> **Texto do documento**:

* * *

A própria Houting conduziu uma pesquisa sobre o investimento em estudos sobre autismo na Austrália. O trabalho mostra que mais de 40% do financiamento se destina a pesquisas em genética e biologia – “tentando entender por que autistas são como são e se há uma maneira de prevenir isso”, afirma.
Outros 20% do financiamento eram destinados a investigar tratamentos para o autismo – “a maioria tentando descobrir novas maneiras de fazer pessoas autistas agirem de maneira menos estranha”, critica a pesquisadora. Apenas 7% das verbas se destinava a pesquisas de serviços para ajudar pessoas com autismo.
“Por que isso importa?”, questiona a psicóloga. “Cerca de 1 a cada 50 pessoas tem autismo. Cerca de 60% dos autistas estão subempregados ou sem emprego, 87% de nós tem doenças mentais. Pessoas com autismo são nove vezes mais propensas ao suicídio do que a população em geral. Nós temos uma expectativa de vida de apenas 54 anos. E nós merecemos mais”.
Problema da dupla empatia indica que autistas e não autistas se comunicam bem, mas só entre iguais
Houting dá ênfase à necessidade de haver mais pesquisadores autistas para que haja novos olhares sobre o transtorno. É o caso de Damian Milton, um pesquisador autista que propõe uma teoria chamada de “problema da dupla empatia”.
Milton defende a ideia de que pessoas com autismo talvez não tenham realmente déficits sociais. Segundo ele, o que acontece é que tanto autistas como não autistas simplesmente se comunicam melhor com pessoas que pensam da mesma maneira que eles mesmos.
“Talvez as dificuldades que nós vemos quando autistas e não autistas socializam não ocorram porque pessoas autistas tenham déficits sociais, mas porque autistas e não autistas são ruins em se comunicar de maneiras que façam sentido entre eles. Para a comunidade autista, faz todo sentido”, detalha Houting. A ideia, claro, contraria muitos pesquisadores, já que desafia justamente o paradigma médico.
Porém, segundo Houting, ao longo dos anos, a adesão de estudiosos a essa ideia vem ganhando corpo. Uma pesquisa recente reforça o conceito. O estudo analisou três grupos, um deles apenas de autistas, um apenas de não autistas e um misto.
Para o experimento, usaram a brincadeira do “telefone sem fio”, em que uma mensagem precisa ser passada por várias pessoas. A primeira fala algo em voz baixa no ouvido da segunda, que repete o procedimento contando para a terceira, até que a última participante repita em voz alta o que escutou.

* * *

> **Instruções dos exercícios**:
[1] Resuma, por favor, o texto sobre pesquisas em autismo em duas frases.
[2] Repita fielmente o trecho do texto sobre pesquisas em autismo começando em "Milton defende a" e terminando em "e um misto.".

(Dados de previsão de caixas delimitadoras)
* * *

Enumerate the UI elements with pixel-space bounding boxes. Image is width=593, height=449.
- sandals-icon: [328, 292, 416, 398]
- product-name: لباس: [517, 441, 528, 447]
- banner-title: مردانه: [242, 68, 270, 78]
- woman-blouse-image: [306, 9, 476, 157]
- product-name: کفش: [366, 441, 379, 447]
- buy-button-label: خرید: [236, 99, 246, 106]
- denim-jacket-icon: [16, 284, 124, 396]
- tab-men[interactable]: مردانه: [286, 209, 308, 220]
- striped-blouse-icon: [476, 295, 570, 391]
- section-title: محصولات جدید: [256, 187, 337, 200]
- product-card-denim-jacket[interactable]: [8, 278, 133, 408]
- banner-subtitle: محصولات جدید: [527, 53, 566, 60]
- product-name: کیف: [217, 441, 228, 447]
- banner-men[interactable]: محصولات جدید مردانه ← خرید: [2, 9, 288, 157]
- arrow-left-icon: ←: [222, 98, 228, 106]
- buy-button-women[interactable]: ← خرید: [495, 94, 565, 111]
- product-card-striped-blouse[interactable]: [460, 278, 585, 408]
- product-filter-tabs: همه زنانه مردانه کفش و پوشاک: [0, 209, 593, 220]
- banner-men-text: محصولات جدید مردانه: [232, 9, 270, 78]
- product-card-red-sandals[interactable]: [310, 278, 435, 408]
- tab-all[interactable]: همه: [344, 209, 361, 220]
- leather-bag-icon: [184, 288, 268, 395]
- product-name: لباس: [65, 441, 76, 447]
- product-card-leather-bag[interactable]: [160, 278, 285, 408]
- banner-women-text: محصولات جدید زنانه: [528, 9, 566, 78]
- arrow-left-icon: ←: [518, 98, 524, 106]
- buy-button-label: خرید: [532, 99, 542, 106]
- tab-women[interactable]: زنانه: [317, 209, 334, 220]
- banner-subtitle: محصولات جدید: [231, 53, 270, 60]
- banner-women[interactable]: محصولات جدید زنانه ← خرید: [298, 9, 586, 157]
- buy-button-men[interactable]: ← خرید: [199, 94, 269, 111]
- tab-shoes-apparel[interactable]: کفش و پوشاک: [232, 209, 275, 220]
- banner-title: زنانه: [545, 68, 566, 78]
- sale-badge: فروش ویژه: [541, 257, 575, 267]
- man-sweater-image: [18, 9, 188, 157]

* * *

> **Respostas dos problemas**:
[1] Uma pesquisa de Houting mostra que, na Austrália, mais de 40% do financiamento de estudos sobre autismo vai para genética e biologia, 20% para tratamentos e apenas 7% para pesquisas de serviços que ajudem pessoas com autismo. O texto também apresenta o "problema da dupla empatia", teoria do pesquisador autista Damian Milton segundo a qual autistas e não autistas se comunicam melhor com quem pensa da mesma maneira que eles, ideia que vem ganhando adesão e é reforçada por um estudo recente.

[2]
Milton defende a ideia de que pessoas com autismo talvez não tenham realmente déficits sociais. Segundo ele, o que acontece é que tanto autistas como não autistas simplesmente se comunicam melhor com pessoas que pensam da mesma maneira que eles mesmos.
“Talvez as dificuldades que nós vemos quando autistas e não autistas socializam não ocorram porque pessoas autistas tenham déficits sociais, mas porque autistas e não autistas são ruins em se comunicar de maneiras que façam sentido entre eles. Para a comunidade autista, faz todo sentido”, detalha Houting. A ideia, claro, contraria muitos pesquisadores, já que desafia justamente o paradigma médico.
Porém, segundo Houting, ao longo dos anos, a adesão de estudiosos a essa ideia vem ganhando corpo. Uma pesquisa recente reforça o conceito. O estudo analisou três grupos, um deles apenas de autistas, um apenas de não autistas e um misto.